◆ The exercise ◆
Copy each line below in which the string "requires" occurs.

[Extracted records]
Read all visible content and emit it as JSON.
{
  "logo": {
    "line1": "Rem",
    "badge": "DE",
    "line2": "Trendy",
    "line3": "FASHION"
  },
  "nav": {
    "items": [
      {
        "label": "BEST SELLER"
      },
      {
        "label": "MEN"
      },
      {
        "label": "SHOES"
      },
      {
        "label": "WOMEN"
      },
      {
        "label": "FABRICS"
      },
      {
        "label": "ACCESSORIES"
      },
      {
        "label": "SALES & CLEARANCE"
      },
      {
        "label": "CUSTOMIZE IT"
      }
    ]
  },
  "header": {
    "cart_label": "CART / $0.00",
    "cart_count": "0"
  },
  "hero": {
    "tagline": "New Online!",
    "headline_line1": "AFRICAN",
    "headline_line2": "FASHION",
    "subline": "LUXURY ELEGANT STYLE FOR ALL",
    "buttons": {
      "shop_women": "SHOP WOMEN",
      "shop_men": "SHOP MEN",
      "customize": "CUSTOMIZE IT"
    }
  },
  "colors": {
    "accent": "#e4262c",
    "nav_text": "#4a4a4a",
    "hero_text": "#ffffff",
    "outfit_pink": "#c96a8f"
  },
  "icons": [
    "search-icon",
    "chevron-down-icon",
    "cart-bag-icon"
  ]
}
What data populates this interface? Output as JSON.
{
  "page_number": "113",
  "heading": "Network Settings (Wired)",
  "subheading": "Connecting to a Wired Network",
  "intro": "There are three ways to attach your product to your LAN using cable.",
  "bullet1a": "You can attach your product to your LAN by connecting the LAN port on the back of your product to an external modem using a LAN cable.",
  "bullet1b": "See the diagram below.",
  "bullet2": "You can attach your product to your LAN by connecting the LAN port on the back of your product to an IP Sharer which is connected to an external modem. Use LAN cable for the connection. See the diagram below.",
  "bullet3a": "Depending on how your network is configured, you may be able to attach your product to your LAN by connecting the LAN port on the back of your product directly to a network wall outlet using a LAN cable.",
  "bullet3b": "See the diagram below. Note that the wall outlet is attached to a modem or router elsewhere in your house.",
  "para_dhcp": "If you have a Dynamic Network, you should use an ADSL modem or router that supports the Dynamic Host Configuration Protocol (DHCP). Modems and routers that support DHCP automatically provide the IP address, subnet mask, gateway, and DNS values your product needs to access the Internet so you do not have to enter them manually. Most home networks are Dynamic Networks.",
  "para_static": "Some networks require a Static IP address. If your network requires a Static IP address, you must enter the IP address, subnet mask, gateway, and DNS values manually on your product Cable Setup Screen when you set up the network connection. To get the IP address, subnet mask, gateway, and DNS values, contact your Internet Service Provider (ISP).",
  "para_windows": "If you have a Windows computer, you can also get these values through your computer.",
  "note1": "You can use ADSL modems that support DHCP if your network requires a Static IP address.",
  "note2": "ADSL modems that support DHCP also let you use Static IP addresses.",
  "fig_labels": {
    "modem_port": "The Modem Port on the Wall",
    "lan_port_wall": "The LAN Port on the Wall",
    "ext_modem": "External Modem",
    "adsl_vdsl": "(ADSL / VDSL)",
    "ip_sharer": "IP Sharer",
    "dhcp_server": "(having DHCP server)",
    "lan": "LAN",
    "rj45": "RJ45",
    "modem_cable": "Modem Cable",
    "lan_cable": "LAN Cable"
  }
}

◆ Result of the task ◆
  "para_static": "Some networks require a Static IP address. If your network requires a Static IP address, you must enter the IP address, subnet mask, gateway, and DNS values manually on your product Cable Setup Screen when you set up the network connection. To get the IP address, subnet mask, gateway, and DNS values, contact your Internet Service Provider (ISP).",
  "note1": "You can use ADSL modems that support DHCP if your network requires a Static IP address.",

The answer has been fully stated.